Render the following material again verbatim, leaving nothing out.

### Entries
--- BEGIN ---

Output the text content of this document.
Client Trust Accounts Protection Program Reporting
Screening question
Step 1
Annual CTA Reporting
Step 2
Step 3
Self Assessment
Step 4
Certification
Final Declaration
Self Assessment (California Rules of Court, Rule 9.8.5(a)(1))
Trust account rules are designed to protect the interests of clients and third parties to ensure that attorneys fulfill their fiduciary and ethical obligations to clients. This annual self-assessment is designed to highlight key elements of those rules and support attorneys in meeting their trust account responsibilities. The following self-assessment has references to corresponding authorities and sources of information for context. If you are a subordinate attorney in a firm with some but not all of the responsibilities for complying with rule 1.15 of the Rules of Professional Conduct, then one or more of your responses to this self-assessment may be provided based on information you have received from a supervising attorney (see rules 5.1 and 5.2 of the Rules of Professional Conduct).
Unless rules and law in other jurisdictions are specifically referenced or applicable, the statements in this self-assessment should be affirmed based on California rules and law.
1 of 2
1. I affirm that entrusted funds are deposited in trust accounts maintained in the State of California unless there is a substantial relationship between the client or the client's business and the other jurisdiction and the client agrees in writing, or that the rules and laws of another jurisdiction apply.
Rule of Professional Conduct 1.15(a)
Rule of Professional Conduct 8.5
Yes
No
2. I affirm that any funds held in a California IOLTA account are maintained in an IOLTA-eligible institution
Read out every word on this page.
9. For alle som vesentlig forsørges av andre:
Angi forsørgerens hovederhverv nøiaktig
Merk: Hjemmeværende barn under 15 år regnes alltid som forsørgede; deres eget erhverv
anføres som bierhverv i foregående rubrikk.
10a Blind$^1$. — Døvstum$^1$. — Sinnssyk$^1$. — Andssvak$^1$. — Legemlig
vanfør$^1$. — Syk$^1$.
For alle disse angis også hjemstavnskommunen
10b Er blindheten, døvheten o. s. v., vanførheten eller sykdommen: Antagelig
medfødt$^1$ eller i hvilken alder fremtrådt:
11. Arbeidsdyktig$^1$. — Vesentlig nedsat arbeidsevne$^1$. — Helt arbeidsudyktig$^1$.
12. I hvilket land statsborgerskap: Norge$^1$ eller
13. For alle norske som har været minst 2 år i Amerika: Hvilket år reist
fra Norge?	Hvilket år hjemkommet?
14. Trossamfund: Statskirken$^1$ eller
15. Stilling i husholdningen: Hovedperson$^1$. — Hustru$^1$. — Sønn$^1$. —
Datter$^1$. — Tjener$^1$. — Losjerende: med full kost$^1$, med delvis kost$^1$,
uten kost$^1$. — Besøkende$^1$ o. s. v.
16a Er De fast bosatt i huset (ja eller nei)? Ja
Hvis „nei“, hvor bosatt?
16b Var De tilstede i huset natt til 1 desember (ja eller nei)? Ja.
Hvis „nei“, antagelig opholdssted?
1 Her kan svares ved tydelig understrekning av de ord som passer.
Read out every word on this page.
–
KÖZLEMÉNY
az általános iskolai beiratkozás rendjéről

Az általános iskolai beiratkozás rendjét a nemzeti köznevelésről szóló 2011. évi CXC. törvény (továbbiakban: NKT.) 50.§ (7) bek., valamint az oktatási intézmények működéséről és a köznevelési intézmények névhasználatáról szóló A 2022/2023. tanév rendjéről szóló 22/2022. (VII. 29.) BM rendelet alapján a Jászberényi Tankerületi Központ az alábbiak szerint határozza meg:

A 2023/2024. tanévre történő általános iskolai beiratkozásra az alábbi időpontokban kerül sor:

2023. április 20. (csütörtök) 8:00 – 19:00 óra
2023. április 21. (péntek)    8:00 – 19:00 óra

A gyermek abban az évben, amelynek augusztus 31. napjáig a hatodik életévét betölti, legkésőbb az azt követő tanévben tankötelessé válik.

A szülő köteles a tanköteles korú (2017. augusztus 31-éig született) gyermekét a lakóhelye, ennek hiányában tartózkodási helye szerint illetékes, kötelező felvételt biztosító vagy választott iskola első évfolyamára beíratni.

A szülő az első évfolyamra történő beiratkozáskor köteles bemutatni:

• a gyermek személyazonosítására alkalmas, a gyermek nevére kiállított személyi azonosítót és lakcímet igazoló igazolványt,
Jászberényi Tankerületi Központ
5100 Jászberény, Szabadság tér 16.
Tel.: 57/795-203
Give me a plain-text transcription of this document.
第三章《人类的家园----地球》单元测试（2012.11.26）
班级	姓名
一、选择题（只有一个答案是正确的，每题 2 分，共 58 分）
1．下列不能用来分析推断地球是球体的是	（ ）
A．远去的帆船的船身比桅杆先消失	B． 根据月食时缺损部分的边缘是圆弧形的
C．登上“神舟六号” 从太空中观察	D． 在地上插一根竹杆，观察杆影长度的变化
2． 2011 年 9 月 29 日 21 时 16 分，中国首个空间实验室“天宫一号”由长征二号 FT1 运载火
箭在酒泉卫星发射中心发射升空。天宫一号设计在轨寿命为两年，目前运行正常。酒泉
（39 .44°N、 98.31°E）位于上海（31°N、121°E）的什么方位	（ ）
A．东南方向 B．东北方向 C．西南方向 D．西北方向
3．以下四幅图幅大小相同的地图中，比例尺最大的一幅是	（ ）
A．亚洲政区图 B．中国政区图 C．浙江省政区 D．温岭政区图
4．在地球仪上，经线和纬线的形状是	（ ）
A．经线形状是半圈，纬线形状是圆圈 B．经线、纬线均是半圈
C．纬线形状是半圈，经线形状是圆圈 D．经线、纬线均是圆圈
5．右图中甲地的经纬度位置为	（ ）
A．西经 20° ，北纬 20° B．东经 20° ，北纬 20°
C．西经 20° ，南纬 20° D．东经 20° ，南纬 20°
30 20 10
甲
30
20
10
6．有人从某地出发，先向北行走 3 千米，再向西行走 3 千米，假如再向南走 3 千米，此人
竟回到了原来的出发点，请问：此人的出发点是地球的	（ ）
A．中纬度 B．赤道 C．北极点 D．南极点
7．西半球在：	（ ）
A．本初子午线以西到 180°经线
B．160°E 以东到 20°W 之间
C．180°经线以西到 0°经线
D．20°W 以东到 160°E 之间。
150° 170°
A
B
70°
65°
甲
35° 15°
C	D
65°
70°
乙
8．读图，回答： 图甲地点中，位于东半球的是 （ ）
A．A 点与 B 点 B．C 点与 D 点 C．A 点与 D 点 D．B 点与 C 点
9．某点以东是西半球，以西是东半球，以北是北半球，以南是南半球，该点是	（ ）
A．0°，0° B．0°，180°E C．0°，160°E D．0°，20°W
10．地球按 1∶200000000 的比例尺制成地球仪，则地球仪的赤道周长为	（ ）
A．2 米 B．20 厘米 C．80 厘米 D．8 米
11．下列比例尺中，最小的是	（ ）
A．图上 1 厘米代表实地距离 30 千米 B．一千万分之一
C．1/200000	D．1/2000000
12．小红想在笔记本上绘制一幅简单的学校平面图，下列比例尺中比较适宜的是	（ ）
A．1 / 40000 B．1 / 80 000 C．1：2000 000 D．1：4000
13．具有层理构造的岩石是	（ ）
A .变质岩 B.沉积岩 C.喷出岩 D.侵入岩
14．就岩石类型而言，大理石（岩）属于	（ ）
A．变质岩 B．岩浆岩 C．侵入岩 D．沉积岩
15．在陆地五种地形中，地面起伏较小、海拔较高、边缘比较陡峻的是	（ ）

--- END ---

### Correct result
Output the text content of this document.
Client Trust Accounts Protection Program Reporting
Screening question
Step 1
Annual CTA Reporting
Step 2
Step 3
Self Assessment
Step 4
Certification
Final Declaration
Self Assessment (California Rules of Court, Rule 9.8.5(a)(1))
Trust account rules are designed to protect the interests of clients and third parties to ensure that attorneys fulfill their fiduciary and ethical obligations to clients. This annual self-assessment is designed to highlight key elements of those rules and support attorneys in meeting their trust account responsibilities. The following self-assessment has references to corresponding authorities and sources of information for context. If you are a subordinate attorney in a firm with some but not all of the responsibilities for complying with rule 1.15 of the Rules of Professional Conduct, then one or more of your responses to this self-assessment may be provided based on information you have received from a supervising attorney (see rules 5.1 and 5.2 of the Rules of Professional Conduct).
Unless rules and law in other jurisdictions are specifically referenced or applicable, the statements in this self-assessment should be affirmed based on California rules and law.
1 of 2
1. I affirm that entrusted funds are deposited in trust accounts maintained in the State of California unless there is a substantial relationship between the client or the client's business and the other jurisdiction and the client agrees in writing, or that the rules and laws of another jurisdiction apply.
Rule of Professional Conduct 1.15(a)
Rule of Professional Conduct 8.5
Yes
No
2. I affirm that any funds held in a California IOLTA account are maintained in an IOLTA-eligible institution
Read out every word on this page.
9. For alle som vesentlig forsørges av andre:
Angi forsørgerens hovederhverv nøiaktig
Merk: Hjemmeværende barn under 15 år regnes alltid som forsørgede; deres eget erhverv
anføres som bierhverv i foregående rubrikk.
10a Blind$^1$. — Døvstum$^1$. — Sinnssyk$^1$. — Andssvak$^1$. — Legemlig
vanfør$^1$. — Syk$^1$.
For alle disse angis også hjemstavnskommunen
10b Er blindheten, døvheten o. s. v., vanførheten eller sykdommen: Antagelig
medfødt$^1$ eller i hvilken alder fremtrådt:
11. Arbeidsdyktig$^1$. — Vesentlig nedsat arbeidsevne$^1$. — Helt arbeidsudyktig$^1$.
12. I hvilket land statsborgerskap: Norge$^1$ eller
13. For alle norske som har været minst 2 år i Amerika: Hvilket år reist
fra Norge?	Hvilket år hjemkommet?
14. Trossamfund: Statskirken$^1$ eller
15. Stilling i husholdningen: Hovedperson$^1$. — Hustru$^1$. — Sønn$^1$. —
Datter$^1$. — Tjener$^1$. — Losjerende: med full kost$^1$, med delvis kost$^1$,
uten kost$^1$. — Besøkende$^1$ o. s. v.
16a Er De fast bosatt i huset (ja eller nei)? Ja
Hvis „nei“, hvor bosatt?
16b Var De tilstede i huset natt til 1 desember (ja eller nei)? Ja.
Hvis „nei“, antagelig opholdssted?
1 Her kan svares ved tydelig understrekning av de ord som passer.
Read out every word on this page.
–
KÖZLEMÉNY
az általános iskolai beiratkozás rendjéről

Az általános iskolai beiratkozás rendjét a nemzeti köznevelésről szóló 2011. évi CXC. törvény (továbbiakban: NKT.) 50.§ (7) bek., valamint az oktatási intézmények működéséről és a köznevelési intézmények névhasználatáról szóló A 2022/2023. tanév rendjéről szóló 22/2022. (VII. 29.) BM rendelet alapján a Jászberényi Tankerületi Központ az alábbiak szerint határozza meg:

A 2023/2024. tanévre történő általános iskolai beiratkozásra az alábbi időpontokban kerül sor:

2023. április 20. (csütörtök) 8:00 – 19:00 óra
2023. április 21. (péntek)    8:00 – 19:00 óra

A gyermek abban az évben, amelynek augusztus 31. napjáig a hatodik életévét betölti, legkésőbb az azt követő tanévben tankötelessé válik.

A szülő köteles a tanköteles korú (2017. augusztus 31-éig született) gyermekét a lakóhelye, ennek hiányában tartózkodási helye szerint illetékes, kötelező felvételt biztosító vagy választott iskola első évfolyamára beíratni.

A szülő az első évfolyamra történő beiratkozáskor köteles bemutatni:

• a gyermek személyazonosítására alkalmas, a gyermek nevére kiállított személyi azonosítót és lakcímet igazoló igazolványt,
Jászberényi Tankerületi Központ
5100 Jászberény, Szabadság tér 16.
Tel.: 57/795-203
Give me a plain-text transcription of this document.
第三章《人类的家园----地球》单元测试（2012.11.26）
班级	姓名
一、选择题（只有一个答案是正确的，每题 2 分，共 58 分）
1．下列不能用来分析推断地球是球体的是	（ ）
A．远去的帆船的船身比桅杆先消失	B． 根据月食时缺损部分的边缘是圆弧形的
C．登上“神舟六号” 从太空中观察	D． 在地上插一根竹杆，观察杆影长度的变化
2． 2011 年 9 月 29 日 21 时 16 分，中国首个空间实验室“天宫一号”由长征二号 FT1 运载火
箭在酒泉卫星发射中心发射升空。天宫一号设计在轨寿命为两年，目前运行正常。酒泉
（39 .44°N、 98.31°E）位于上海（31°N、121°E）的什么方位	（ ）
A．东南方向 B．东北方向 C．西南方向 D．西北方向
3．以下四幅图幅大小相同的地图中，比例尺最大的一幅是	（ ）
A．亚洲政区图 B．中国政区图 C．浙江省政区 D．温岭政区图
4．在地球仪上，经线和纬线的形状是	（ ）
A．经线形状是半圈，纬线形状是圆圈 B．经线、纬线均是半圈
C．纬线形状是半圈，经线形状是圆圈 D．经线、纬线均是圆圈
5．右图中甲地的经纬度位置为	（ ）
A．西经 20° ，北纬 20° B．东经 20° ，北纬 20°
C．西经 20° ，南纬 20° D．东经 20° ，南纬 20°
30 20 10
甲
30
20
10
6．有人从某地出发，先向北行走 3 千米，再向西行走 3 千米，假如再向南走 3 千米，此人
竟回到了原来的出发点，请问：此人的出发点是地球的	（ ）
A．中纬度 B．赤道 C．北极点 D．南极点
7．西半球在：	（ ）
A．本初子午线以西到 180°经线
B．160°E 以东到 20°W 之间
C．180°经线以西到 0°经线
D．20°W 以东到 160°E 之间。
150° 170°
A
B
70°
65°
甲
35° 15°
C	D
65°
70°
乙
8．读图，回答： 图甲地点中，位于东半球的是 （ ）
A．A 点与 B 点 B．C 点与 D 点 C．A 点与 D 点 D．B 点与 C 点
9．某点以东是西半球，以西是东半球，以北是北半球，以南是南半球，该点是	（ ）
A．0°，0° B．0°，180°E C．0°，160°E D．0°，20°W
10．地球按 1∶200000000 的比例尺制成地球仪，则地球仪的赤道周长为	（ ）
A．2 米 B．20 厘米 C．80 厘米 D．8 米
11．下列比例尺中，最小的是	（ ）
A．图上 1 厘米代表实地距离 30 千米 B．一千万分之一
C．1/200000	D．1/2000000
12．小红想在笔记本上绘制一幅简单的学校平面图，下列比例尺中比较适宜的是	（ ）
A．1 / 40000 B．1 / 80 000 C．1：2000 000 D．1：4000
13．具有层理构造的岩石是	（ ）
A .变质岩 B.沉积岩 C.喷出岩 D.侵入岩
14．就岩石类型而言，大理石（岩）属于	（ ）
A．变质岩 B．岩浆岩 C．侵入岩 D．沉积岩
15．在陆地五种地形中，地面起伏较小、海拔较高、边缘比较陡峻的是	（ ）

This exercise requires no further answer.